## BEGIN Source data

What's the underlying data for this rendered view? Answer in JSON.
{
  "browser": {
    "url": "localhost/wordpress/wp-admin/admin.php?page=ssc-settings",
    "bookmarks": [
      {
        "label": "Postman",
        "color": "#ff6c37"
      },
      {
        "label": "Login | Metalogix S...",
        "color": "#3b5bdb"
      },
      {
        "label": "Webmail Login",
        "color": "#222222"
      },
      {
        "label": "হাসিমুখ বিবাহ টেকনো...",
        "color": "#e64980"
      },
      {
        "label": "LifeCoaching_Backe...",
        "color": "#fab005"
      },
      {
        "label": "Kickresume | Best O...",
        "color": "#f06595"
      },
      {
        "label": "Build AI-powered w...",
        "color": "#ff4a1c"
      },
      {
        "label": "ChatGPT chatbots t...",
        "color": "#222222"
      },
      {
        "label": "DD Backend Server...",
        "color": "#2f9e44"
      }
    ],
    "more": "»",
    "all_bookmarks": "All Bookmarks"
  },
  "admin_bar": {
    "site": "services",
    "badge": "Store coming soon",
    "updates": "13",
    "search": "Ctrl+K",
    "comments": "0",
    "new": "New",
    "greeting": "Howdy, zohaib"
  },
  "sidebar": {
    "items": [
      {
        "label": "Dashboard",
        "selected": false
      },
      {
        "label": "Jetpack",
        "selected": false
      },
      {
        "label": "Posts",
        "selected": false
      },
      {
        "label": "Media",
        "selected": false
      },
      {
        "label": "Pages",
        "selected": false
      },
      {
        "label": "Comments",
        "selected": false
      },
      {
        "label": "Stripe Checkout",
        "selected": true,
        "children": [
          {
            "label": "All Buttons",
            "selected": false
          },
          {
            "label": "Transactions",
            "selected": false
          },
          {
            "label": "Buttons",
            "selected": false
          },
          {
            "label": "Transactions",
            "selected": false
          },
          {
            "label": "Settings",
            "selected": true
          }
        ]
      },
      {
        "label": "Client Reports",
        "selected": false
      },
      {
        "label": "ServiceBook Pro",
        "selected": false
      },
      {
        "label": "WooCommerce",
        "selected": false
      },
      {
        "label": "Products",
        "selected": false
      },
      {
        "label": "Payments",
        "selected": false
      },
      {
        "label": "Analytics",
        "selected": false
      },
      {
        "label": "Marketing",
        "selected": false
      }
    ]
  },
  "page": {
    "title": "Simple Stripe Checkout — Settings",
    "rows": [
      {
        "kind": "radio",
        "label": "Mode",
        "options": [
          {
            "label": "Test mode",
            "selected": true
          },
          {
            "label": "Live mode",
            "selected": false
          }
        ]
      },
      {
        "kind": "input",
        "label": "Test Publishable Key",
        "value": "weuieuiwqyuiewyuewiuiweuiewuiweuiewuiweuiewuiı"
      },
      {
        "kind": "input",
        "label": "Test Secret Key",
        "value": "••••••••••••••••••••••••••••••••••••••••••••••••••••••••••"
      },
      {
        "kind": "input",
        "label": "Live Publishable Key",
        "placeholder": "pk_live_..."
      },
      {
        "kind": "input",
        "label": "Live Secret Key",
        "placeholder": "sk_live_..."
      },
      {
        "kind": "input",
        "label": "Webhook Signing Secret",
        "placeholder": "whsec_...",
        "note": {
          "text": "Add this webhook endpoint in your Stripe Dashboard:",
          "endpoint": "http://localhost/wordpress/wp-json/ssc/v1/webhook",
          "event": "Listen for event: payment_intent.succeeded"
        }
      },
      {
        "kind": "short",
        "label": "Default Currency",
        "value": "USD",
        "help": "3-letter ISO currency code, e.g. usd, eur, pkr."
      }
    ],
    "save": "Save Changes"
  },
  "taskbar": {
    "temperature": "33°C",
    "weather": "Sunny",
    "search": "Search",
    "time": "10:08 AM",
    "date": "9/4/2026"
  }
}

## END Source data
## BEGIN Source data

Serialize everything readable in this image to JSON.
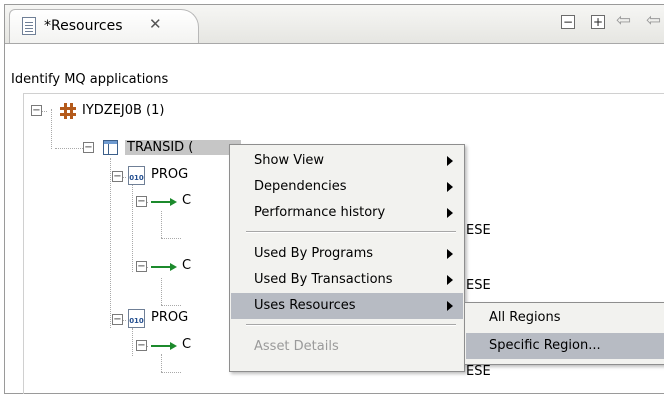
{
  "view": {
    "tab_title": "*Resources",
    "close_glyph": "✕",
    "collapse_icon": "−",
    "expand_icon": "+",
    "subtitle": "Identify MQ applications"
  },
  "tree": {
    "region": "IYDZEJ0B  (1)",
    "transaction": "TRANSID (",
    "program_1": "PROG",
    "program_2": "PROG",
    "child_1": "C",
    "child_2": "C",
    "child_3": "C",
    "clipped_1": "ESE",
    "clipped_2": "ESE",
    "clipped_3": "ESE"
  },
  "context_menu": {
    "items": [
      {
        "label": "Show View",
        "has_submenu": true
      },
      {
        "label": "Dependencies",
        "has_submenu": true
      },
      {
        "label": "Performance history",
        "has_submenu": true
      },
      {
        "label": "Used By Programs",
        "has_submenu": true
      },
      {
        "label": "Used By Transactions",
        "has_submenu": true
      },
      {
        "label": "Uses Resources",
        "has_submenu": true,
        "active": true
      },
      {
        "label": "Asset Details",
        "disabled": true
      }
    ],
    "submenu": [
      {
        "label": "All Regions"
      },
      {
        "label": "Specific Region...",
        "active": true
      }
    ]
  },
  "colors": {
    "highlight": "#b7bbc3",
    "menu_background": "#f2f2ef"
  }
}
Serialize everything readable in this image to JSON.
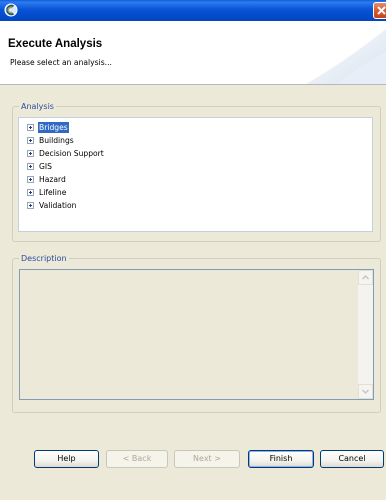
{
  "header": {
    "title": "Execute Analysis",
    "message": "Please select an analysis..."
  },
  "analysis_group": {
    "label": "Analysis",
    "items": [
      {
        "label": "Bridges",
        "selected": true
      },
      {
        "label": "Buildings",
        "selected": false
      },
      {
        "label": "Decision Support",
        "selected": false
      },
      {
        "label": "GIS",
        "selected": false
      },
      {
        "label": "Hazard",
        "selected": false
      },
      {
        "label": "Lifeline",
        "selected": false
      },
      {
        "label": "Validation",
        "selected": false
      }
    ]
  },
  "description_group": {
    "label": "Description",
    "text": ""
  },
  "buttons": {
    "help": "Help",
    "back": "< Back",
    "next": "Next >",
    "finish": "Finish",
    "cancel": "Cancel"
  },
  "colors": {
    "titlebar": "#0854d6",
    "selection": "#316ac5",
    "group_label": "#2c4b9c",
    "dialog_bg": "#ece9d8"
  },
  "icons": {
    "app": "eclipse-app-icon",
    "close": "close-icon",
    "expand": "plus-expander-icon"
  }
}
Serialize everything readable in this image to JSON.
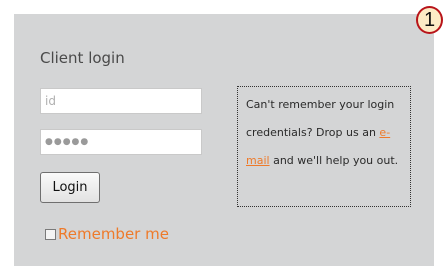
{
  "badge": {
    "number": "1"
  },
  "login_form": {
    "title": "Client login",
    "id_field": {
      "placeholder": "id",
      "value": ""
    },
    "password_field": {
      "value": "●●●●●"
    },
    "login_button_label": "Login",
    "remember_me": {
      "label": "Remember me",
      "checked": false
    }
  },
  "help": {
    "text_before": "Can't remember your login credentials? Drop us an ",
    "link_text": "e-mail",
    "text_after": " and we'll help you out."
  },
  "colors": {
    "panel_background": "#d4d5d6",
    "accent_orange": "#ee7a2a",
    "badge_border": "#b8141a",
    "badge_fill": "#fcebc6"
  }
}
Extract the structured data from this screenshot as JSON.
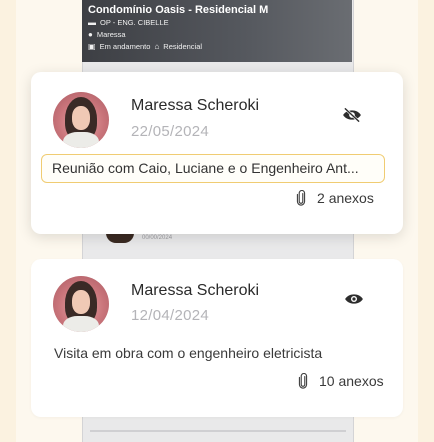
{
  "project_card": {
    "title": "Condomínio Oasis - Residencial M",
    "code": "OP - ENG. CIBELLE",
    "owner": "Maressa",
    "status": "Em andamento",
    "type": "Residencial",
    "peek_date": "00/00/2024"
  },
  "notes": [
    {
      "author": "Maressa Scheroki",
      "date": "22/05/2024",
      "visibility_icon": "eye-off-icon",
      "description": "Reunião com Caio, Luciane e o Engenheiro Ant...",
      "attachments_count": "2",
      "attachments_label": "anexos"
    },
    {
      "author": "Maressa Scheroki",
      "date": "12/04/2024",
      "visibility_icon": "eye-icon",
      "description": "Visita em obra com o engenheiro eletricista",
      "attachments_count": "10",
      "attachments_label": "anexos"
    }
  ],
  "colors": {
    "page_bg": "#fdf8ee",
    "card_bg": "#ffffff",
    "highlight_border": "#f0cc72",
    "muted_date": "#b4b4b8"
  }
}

## END Source data

The problem:
Identify how many lines in the entries above contain the word "Dashboard" and provide only that figure.

The solution:
2